| INSTRUCTIONS TO FOLLOW |
Extract all lines containing "yapılmadan".

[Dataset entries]
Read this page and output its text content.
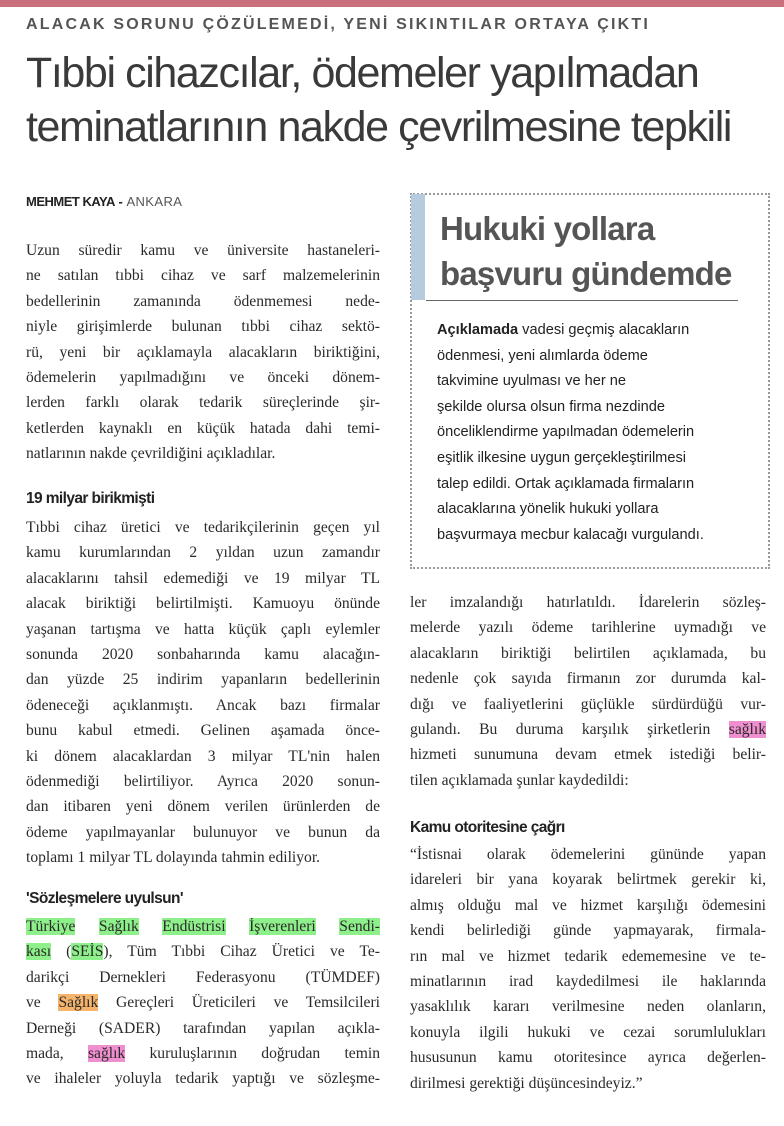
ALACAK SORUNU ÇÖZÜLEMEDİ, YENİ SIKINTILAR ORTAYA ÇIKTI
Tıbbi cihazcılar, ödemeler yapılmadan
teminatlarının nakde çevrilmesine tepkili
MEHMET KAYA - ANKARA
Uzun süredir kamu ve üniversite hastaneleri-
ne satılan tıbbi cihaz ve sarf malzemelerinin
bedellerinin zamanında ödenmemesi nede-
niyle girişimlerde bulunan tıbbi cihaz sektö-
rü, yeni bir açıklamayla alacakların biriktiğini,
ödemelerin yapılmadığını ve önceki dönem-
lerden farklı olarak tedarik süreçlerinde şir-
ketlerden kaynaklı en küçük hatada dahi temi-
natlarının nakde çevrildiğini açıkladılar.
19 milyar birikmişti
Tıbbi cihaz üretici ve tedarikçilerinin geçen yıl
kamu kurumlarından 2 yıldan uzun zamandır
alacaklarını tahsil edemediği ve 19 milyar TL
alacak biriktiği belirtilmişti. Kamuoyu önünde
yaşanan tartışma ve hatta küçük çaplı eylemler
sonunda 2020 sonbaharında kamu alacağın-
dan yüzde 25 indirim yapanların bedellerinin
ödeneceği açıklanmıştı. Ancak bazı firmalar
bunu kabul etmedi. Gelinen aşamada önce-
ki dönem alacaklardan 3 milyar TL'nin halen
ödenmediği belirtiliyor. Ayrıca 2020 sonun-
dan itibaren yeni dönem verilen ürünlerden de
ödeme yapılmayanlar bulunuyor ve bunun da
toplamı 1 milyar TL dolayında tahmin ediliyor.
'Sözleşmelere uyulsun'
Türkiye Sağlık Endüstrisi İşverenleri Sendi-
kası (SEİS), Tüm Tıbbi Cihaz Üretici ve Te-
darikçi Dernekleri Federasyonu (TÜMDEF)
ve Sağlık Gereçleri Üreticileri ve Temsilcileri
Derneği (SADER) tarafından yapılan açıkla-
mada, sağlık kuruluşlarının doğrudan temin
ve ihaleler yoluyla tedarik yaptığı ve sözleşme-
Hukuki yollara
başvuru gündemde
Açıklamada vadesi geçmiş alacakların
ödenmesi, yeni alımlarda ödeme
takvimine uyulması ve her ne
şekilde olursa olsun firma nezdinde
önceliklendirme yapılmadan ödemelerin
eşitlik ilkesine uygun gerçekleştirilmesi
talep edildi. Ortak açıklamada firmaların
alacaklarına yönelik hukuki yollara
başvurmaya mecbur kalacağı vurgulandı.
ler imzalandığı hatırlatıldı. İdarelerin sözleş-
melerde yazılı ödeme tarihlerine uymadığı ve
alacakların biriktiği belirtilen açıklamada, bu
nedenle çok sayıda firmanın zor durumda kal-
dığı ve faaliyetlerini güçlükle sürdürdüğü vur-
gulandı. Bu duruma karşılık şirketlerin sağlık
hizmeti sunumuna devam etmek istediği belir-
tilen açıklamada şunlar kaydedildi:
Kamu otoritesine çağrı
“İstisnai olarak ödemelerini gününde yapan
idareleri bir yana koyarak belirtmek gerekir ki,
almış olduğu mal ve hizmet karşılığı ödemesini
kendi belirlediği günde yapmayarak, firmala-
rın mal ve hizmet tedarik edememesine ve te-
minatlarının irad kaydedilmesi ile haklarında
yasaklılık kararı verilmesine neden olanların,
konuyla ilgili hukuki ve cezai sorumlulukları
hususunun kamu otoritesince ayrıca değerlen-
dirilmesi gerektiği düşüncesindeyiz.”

==

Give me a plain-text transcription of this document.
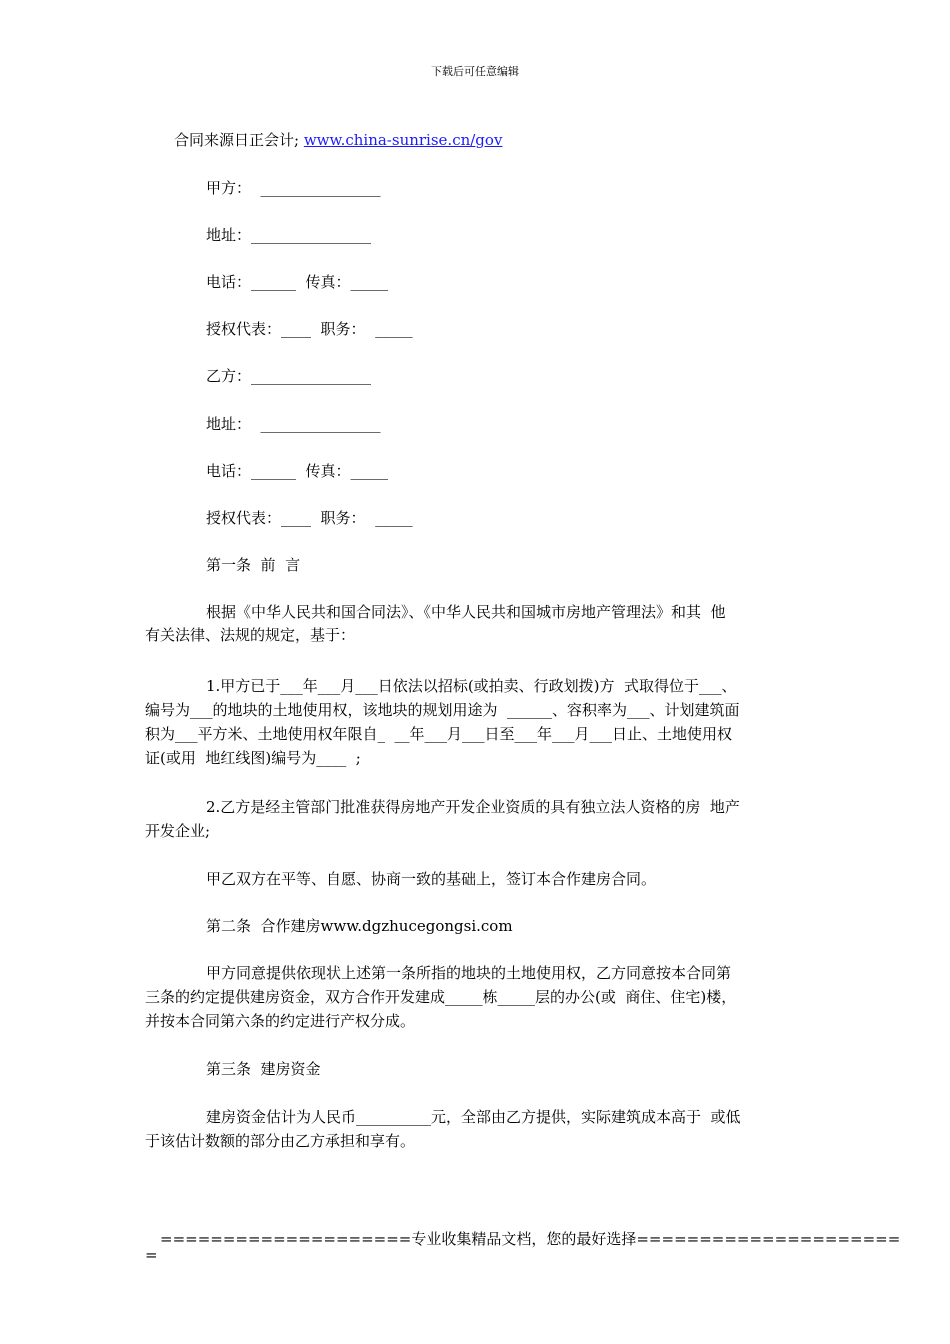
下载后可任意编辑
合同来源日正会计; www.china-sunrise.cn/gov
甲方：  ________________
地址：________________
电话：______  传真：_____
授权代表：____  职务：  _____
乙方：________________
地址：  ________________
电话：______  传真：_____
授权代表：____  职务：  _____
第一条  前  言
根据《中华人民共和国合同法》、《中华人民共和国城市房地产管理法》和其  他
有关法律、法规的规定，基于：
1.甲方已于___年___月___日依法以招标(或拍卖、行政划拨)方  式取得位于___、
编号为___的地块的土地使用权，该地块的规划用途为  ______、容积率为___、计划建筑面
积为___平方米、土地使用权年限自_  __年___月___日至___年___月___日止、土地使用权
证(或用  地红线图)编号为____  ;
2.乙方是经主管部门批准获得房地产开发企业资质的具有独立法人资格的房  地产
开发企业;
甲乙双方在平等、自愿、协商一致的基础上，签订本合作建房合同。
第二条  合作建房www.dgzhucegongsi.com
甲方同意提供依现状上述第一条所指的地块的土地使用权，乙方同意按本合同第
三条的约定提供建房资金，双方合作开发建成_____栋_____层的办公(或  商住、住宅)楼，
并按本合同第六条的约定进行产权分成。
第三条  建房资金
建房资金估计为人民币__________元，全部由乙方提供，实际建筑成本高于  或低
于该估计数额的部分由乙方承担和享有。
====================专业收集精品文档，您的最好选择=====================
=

| EXPECTED ANSWER |
Tıbbi cihazcılar, ödemeler yapılmadan
önceliklendirme yapılmadan ödemelerin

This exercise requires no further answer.